▶ **Task data**:
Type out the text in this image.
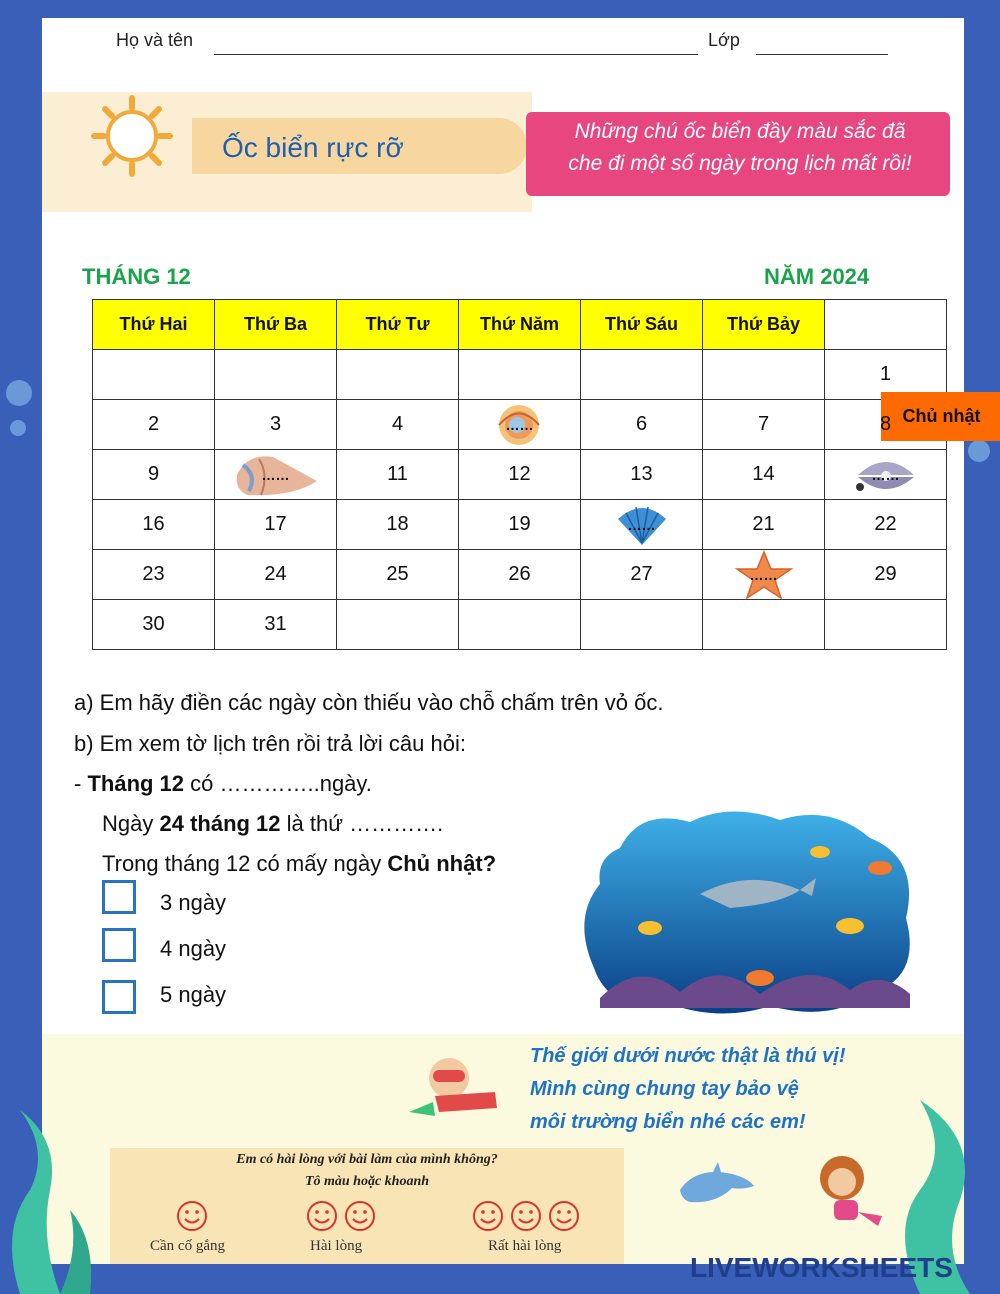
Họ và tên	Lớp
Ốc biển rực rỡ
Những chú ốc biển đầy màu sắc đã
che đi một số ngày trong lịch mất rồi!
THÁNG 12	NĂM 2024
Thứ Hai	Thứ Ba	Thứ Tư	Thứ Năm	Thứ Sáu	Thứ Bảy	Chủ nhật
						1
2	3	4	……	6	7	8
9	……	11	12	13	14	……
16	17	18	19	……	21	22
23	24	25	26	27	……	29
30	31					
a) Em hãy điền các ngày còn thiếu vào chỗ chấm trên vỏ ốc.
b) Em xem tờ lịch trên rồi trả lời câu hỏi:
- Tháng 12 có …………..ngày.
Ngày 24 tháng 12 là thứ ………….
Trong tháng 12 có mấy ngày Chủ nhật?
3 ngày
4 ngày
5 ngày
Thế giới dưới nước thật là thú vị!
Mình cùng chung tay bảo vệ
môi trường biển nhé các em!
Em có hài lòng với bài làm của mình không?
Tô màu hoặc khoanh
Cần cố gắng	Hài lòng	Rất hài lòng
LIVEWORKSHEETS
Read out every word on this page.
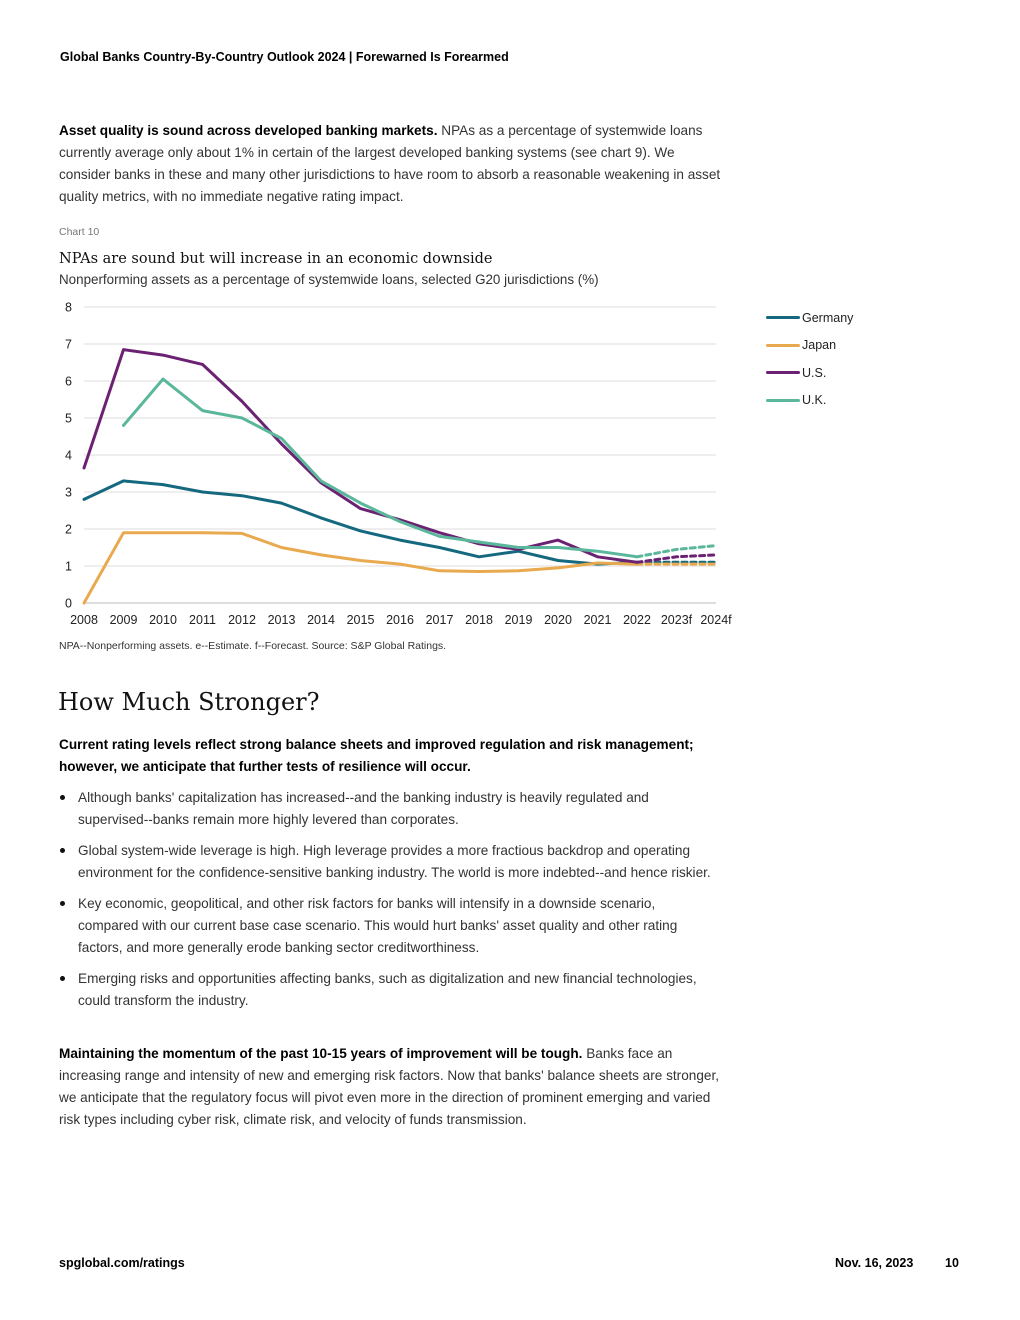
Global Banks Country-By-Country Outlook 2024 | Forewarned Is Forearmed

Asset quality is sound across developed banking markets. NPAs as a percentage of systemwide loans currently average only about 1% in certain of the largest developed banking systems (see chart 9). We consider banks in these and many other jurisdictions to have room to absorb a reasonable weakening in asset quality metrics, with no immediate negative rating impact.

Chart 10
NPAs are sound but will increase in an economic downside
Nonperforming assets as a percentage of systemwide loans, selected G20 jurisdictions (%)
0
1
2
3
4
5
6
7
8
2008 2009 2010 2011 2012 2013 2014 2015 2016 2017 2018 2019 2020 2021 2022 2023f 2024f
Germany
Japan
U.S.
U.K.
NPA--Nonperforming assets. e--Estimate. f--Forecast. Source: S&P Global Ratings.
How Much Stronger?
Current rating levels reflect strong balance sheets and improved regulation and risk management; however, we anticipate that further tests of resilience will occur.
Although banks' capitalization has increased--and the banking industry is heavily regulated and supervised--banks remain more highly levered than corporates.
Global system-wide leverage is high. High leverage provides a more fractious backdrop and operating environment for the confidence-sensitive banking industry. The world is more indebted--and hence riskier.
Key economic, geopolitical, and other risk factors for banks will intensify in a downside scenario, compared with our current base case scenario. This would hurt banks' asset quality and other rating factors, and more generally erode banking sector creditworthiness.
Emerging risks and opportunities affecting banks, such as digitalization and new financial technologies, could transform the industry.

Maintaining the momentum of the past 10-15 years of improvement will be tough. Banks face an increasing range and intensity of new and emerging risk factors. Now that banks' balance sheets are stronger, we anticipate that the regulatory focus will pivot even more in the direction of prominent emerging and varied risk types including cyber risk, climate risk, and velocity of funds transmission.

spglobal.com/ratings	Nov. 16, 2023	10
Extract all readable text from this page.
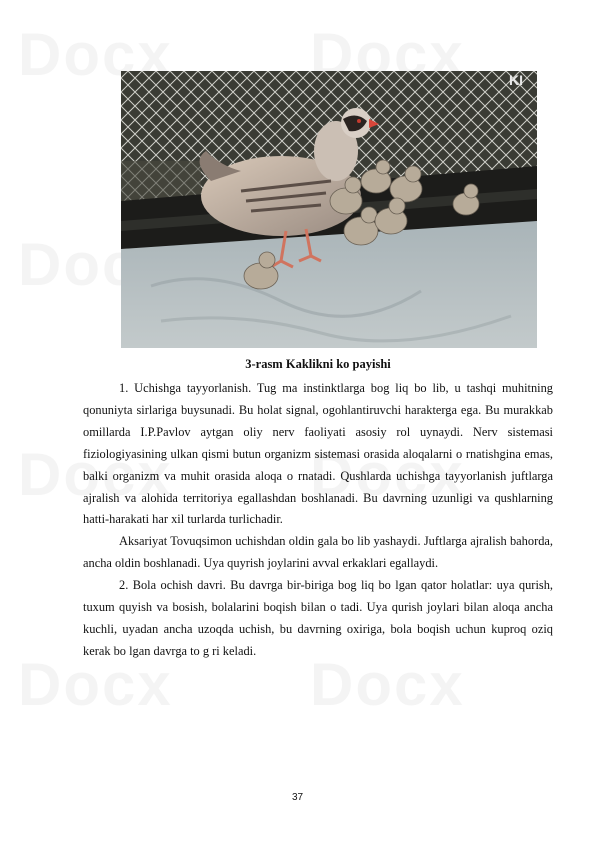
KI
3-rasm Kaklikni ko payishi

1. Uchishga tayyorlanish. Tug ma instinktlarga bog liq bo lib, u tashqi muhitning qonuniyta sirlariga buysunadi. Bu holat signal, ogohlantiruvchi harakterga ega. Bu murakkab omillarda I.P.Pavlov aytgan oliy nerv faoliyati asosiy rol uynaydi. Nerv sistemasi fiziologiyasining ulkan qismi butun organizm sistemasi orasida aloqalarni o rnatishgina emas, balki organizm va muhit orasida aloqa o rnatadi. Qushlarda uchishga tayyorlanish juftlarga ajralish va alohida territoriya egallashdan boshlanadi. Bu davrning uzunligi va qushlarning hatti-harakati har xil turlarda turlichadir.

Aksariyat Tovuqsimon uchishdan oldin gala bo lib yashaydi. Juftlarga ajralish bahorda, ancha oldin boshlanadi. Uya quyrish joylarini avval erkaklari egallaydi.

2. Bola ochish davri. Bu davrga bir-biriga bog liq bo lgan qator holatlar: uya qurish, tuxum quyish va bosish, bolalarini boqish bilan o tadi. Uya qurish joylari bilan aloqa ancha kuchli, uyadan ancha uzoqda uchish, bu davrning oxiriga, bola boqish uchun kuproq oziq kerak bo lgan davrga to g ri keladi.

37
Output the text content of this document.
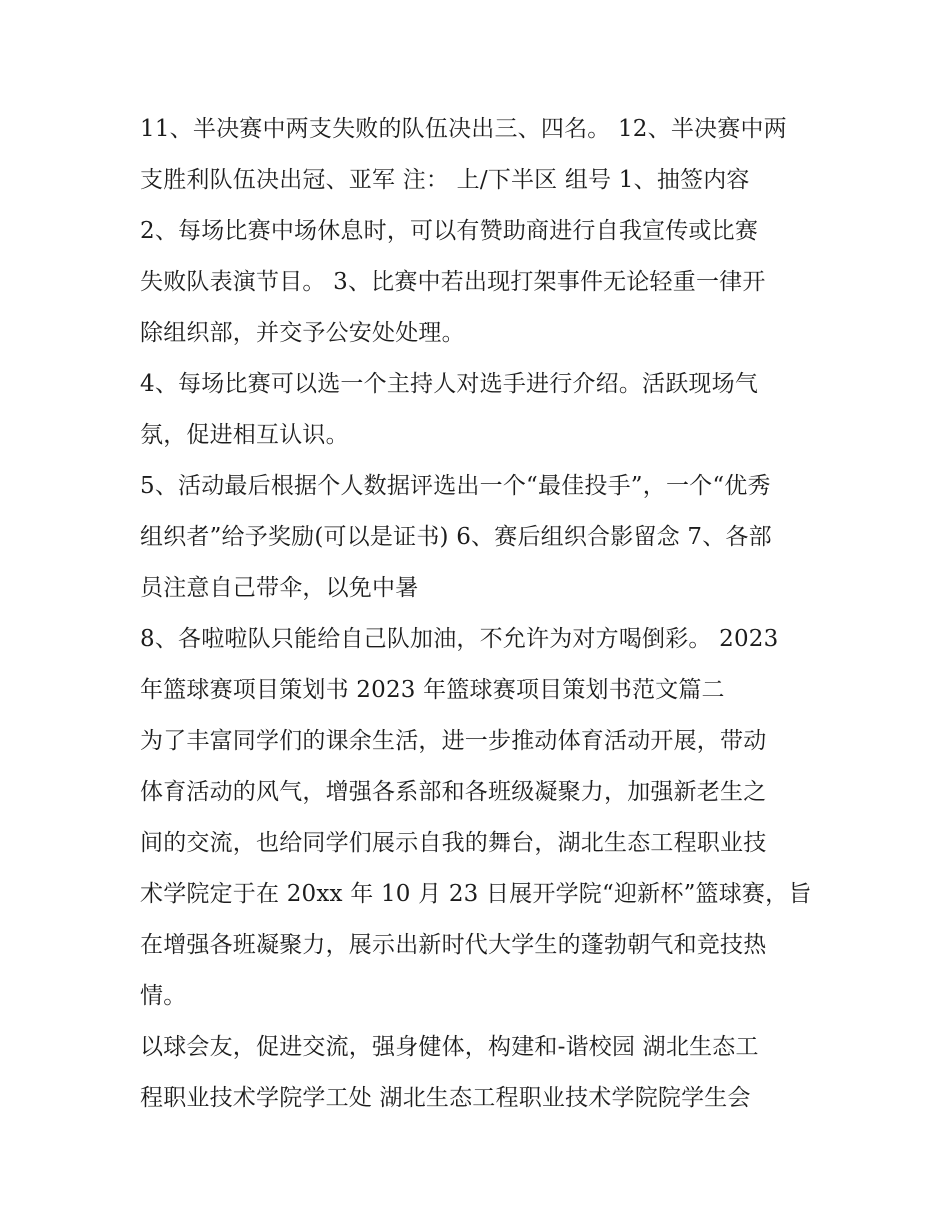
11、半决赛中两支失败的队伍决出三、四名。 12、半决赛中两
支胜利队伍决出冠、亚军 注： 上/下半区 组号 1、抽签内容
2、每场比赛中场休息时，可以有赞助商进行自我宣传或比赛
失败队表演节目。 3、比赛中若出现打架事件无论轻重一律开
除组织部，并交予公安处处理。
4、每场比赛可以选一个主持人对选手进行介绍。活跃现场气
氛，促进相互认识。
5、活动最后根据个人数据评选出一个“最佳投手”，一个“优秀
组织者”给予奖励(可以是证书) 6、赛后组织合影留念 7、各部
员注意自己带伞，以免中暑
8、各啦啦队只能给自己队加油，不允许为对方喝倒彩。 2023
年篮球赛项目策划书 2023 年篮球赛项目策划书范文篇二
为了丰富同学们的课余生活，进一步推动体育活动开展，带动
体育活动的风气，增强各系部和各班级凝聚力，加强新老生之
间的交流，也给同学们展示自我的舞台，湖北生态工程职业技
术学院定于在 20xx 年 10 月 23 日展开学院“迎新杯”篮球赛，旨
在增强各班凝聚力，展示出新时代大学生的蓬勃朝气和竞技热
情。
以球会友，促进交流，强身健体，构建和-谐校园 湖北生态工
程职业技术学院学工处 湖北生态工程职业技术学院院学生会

▶ **What to produce**: Leave out the pictures and return every record word for word.

▶ **Expected answer**:
Type out the text in this image.
Họ và tên	Lớp
Ốc biển rực rỡ
Những chú ốc biển đầy màu sắc đã
che đi một số ngày trong lịch mất rồi!
THÁNG 12	NĂM 2024
Thứ Hai	Thứ Ba	Thứ Tư	Thứ Năm	Thứ Sáu	Thứ Bảy	Chủ nhật
						1
2	3	4	……	6	7	8
9	……	11	12	13	14	……
16	17	18	19	……	21	22
23	24	25	26	27	……	29
30	31					
a) Em hãy điền các ngày còn thiếu vào chỗ chấm trên vỏ ốc.
b) Em xem tờ lịch trên rồi trả lời câu hỏi:
- Tháng 12 có …………..ngày.
Ngày 24 tháng 12 là thứ ………….
Trong tháng 12 có mấy ngày Chủ nhật?
3 ngày
4 ngày
5 ngày
Thế giới dưới nước thật là thú vị!
Mình cùng chung tay bảo vệ
môi trường biển nhé các em!
Em có hài lòng với bài làm của mình không?
Tô màu hoặc khoanh
Cần cố gắng	Hài lòng	Rất hài lòng
LIVEWORKSHEETS
Read out every word on this page.
Global Banks Country-By-Country Outlook 2024 | Forewarned Is Forearmed

Asset quality is sound across developed banking markets. NPAs as a percentage of systemwide loans currently average only about 1% in certain of the largest developed banking systems (see chart 9). We consider banks in these and many other jurisdictions to have room to absorb a reasonable weakening in asset quality metrics, with no immediate negative rating impact.

Chart 10
NPAs are sound but will increase in an economic downside
Nonperforming assets as a percentage of systemwide loans, selected G20 jurisdictions (%)
0
1
2
3
4
5
6
7
8
2008 2009 2010 2011 2012 2013 2014 2015 2016 2017 2018 2019 2020 2021 2022 2023f 2024f
Germany
Japan
U.S.
U.K.
NPA--Nonperforming assets. e--Estimate. f--Forecast. Source: S&P Global Ratings.
How Much Stronger?
Current rating levels reflect strong balance sheets and improved regulation and risk management; however, we anticipate that further tests of resilience will occur.
Although banks' capitalization has increased--and the banking industry is heavily regulated and supervised--banks remain more highly levered than corporates.
Global system-wide leverage is high. High leverage provides a more fractious backdrop and operating environment for the confidence-sensitive banking industry. The world is more indebted--and hence riskier.
Key economic, geopolitical, and other risk factors for banks will intensify in a downside scenario, compared with our current base case scenario. This would hurt banks' asset quality and other rating factors, and more generally erode banking sector creditworthiness.
Emerging risks and opportunities affecting banks, such as digitalization and new financial technologies, could transform the industry.

Maintaining the momentum of the past 10-15 years of improvement will be tough. Banks face an increasing range and intensity of new and emerging risk factors. Now that banks' balance sheets are stronger, we anticipate that the regulatory focus will pivot even more in the direction of prominent emerging and varied risk types including cyber risk, climate risk, and velocity of funds transmission.

spglobal.com/ratings	Nov. 16, 2023	10
Extract all readable text from this page.
KI
3-rasm Kaklikni ko payishi

1. Uchishga tayyorlanish. Tug ma instinktlarga bog liq bo lib, u tashqi muhitning qonuniyta sirlariga buysunadi. Bu holat signal, ogohlantiruvchi harakterga ega. Bu murakkab omillarda I.P.Pavlov aytgan oliy nerv faoliyati asosiy rol uynaydi. Nerv sistemasi fiziologiyasining ulkan qismi butun organizm sistemasi orasida aloqalarni o rnatishgina emas, balki organizm va muhit orasida aloqa o rnatadi. Qushlarda uchishga tayyorlanish juftlarga ajralish va alohida territoriya egallashdan boshlanadi. Bu davrning uzunligi va qushlarning hatti-harakati har xil turlarda turlichadir.

Aksariyat Tovuqsimon uchishdan oldin gala bo lib yashaydi. Juftlarga ajralish bahorda, ancha oldin boshlanadi. Uya quyrish joylarini avval erkaklari egallaydi.

2. Bola ochish davri. Bu davrga bir-biriga bog liq bo lgan qator holatlar: uya qurish, tuxum quyish va bosish, bolalarini boqish bilan o tadi. Uya qurish joylari bilan aloqa ancha kuchli, uyadan ancha uzoqda uchish, bu davrning oxiriga, bola boqish uchun kuproq oziq kerak bo lgan davrga to g ri keladi.

37
Output the text content of this document.
11、半决赛中两支失败的队伍决出三、四名。 12、半决赛中两
支胜利队伍决出冠、亚军 注： 上/下半区 组号 1、抽签内容
2、每场比赛中场休息时，可以有赞助商进行自我宣传或比赛
失败队表演节目。 3、比赛中若出现打架事件无论轻重一律开
除组织部，并交予公安处处理。
4、每场比赛可以选一个主持人对选手进行介绍。活跃现场气
氛，促进相互认识。
5、活动最后根据个人数据评选出一个“最佳投手”，一个“优秀
组织者”给予奖励(可以是证书) 6、赛后组织合影留念 7、各部
员注意自己带伞，以免中暑
8、各啦啦队只能给自己队加油，不允许为对方喝倒彩。 2023
年篮球赛项目策划书 2023 年篮球赛项目策划书范文篇二
为了丰富同学们的课余生活，进一步推动体育活动开展，带动
体育活动的风气，增强各系部和各班级凝聚力，加强新老生之
间的交流，也给同学们展示自我的舞台，湖北生态工程职业技
术学院定于在 20xx 年 10 月 23 日展开学院“迎新杯”篮球赛，旨
在增强各班凝聚力，展示出新时代大学生的蓬勃朝气和竞技热
情。
以球会友，促进交流，强身健体，构建和-谐校园 湖北生态工
程职业技术学院学工处 湖北生态工程职业技术学院院学生会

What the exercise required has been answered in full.